Saved entries
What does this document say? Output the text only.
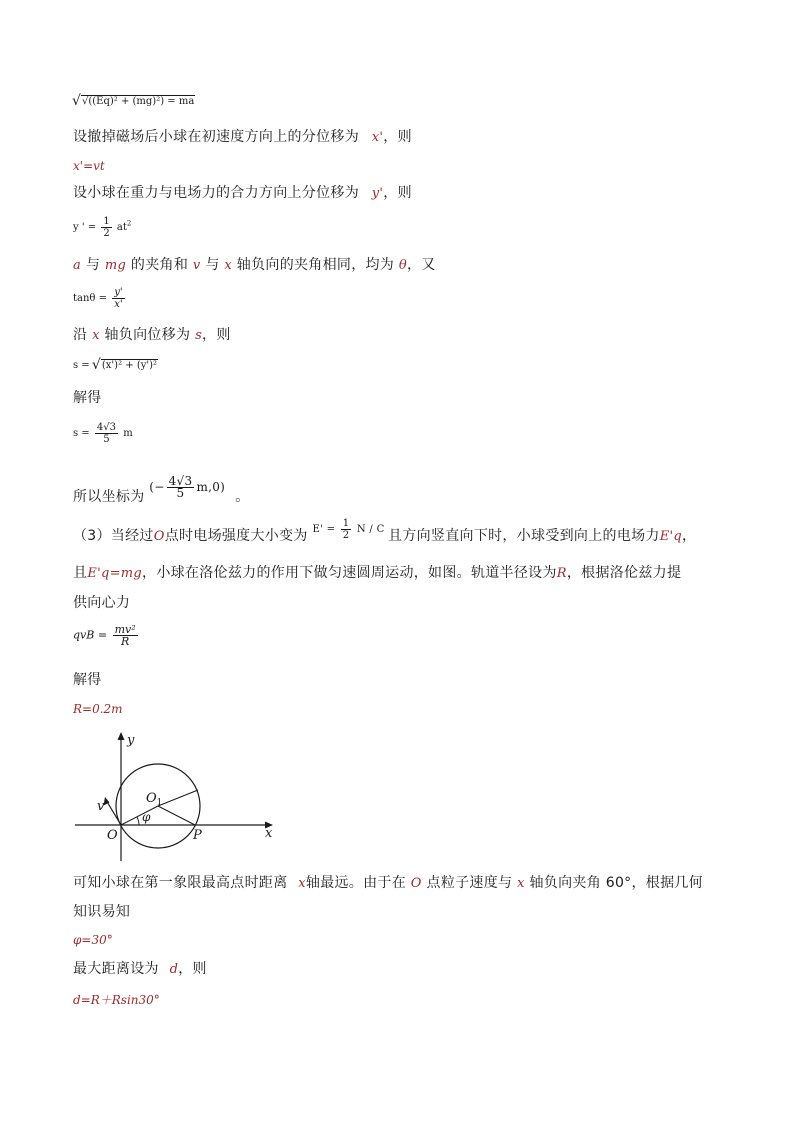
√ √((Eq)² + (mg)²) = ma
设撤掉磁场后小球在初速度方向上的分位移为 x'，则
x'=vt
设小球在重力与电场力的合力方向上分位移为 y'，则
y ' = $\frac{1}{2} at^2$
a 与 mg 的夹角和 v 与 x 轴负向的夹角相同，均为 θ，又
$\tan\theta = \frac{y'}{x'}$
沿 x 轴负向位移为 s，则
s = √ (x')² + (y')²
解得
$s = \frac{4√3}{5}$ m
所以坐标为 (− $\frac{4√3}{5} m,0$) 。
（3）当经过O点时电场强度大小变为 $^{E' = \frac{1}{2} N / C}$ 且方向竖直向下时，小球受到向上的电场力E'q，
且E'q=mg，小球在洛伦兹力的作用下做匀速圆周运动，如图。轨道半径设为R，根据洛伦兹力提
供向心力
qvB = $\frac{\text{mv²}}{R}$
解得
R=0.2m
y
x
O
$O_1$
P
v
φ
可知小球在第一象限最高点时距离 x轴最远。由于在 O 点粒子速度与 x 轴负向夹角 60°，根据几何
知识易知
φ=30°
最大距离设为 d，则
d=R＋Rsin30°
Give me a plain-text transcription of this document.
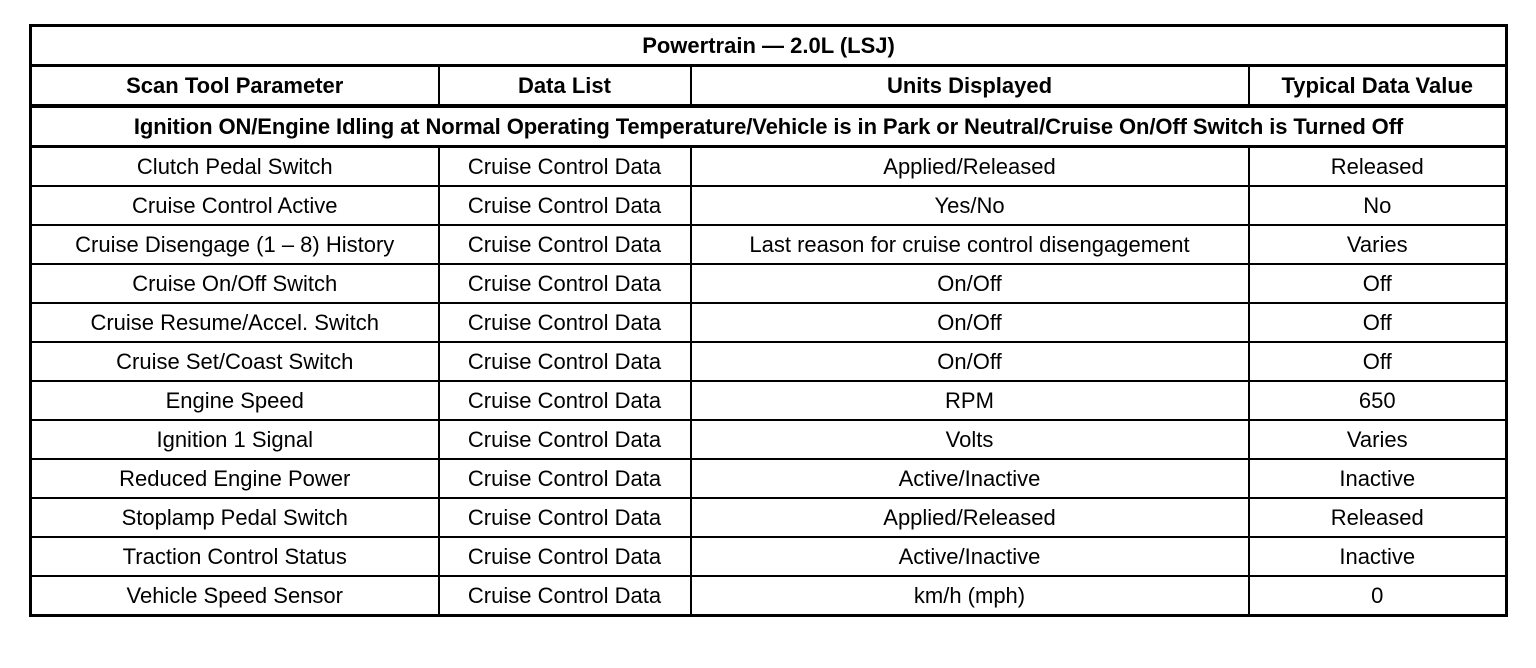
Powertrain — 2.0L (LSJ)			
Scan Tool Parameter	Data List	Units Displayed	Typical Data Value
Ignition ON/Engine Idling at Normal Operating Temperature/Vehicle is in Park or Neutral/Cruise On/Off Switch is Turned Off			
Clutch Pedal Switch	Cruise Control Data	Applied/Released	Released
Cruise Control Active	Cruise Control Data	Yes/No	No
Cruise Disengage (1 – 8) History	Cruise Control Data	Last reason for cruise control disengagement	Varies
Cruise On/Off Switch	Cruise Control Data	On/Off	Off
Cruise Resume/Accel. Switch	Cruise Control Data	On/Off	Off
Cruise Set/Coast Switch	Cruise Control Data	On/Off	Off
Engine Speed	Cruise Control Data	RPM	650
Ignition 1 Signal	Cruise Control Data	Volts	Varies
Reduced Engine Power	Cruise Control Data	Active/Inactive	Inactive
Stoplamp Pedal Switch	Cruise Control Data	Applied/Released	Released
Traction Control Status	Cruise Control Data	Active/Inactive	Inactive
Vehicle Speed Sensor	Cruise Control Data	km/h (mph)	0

◆ Task to carry out:
Extract all the data above exactly, excluding every picture.

◆ Written reply:
What does this document say? Output the text only.
√ √((Eq)² + (mg)²) = ma
设撤掉磁场后小球在初速度方向上的分位移为 x'，则
x'=vt
设小球在重力与电场力的合力方向上分位移为 y'，则
y ' = $\frac{1}{2} at^2$
a 与 mg 的夹角和 v 与 x 轴负向的夹角相同，均为 θ，又
$\tan\theta = \frac{y'}{x'}$
沿 x 轴负向位移为 s，则
s = √ (x')² + (y')²
解得
$s = \frac{4√3}{5}$ m
所以坐标为 (− $\frac{4√3}{5} m,0$) 。
（3）当经过O点时电场强度大小变为 $^{E' = \frac{1}{2} N / C}$ 且方向竖直向下时，小球受到向上的电场力E'q，
且E'q=mg，小球在洛伦兹力的作用下做匀速圆周运动，如图。轨道半径设为R，根据洛伦兹力提
供向心力
qvB = $\frac{\text{mv²}}{R}$
解得
R=0.2m
y
x
O
$O_1$
P
v
φ
可知小球在第一象限最高点时距离 x轴最远。由于在 O 点粒子速度与 x 轴负向夹角 60°，根据几何
知识易知
φ=30°
最大距离设为 d，则
d=R＋Rsin30°
Give me a plain-text transcription of this document.
Powertrain — 2.0L (LSJ)			
Scan Tool Parameter	Data List	Units Displayed	Typical Data Value
Ignition ON/Engine Idling at Normal Operating Temperature/Vehicle is in Park or Neutral/Cruise On/Off Switch is Turned Off			
Clutch Pedal Switch	Cruise Control Data	Applied/Released	Released
Cruise Control Active	Cruise Control Data	Yes/No	No
Cruise Disengage (1 – 8) History	Cruise Control Data	Last reason for cruise control disengagement	Varies
Cruise On/Off Switch	Cruise Control Data	On/Off	Off
Cruise Resume/Accel. Switch	Cruise Control Data	On/Off	Off
Cruise Set/Coast Switch	Cruise Control Data	On/Off	Off
Engine Speed	Cruise Control Data	RPM	650
Ignition 1 Signal	Cruise Control Data	Volts	Varies
Reduced Engine Power	Cruise Control Data	Active/Inactive	Inactive
Stoplamp Pedal Switch	Cruise Control Data	Applied/Released	Released
Traction Control Status	Cruise Control Data	Active/Inactive	Inactive
Vehicle Speed Sensor	Cruise Control Data	km/h (mph)	0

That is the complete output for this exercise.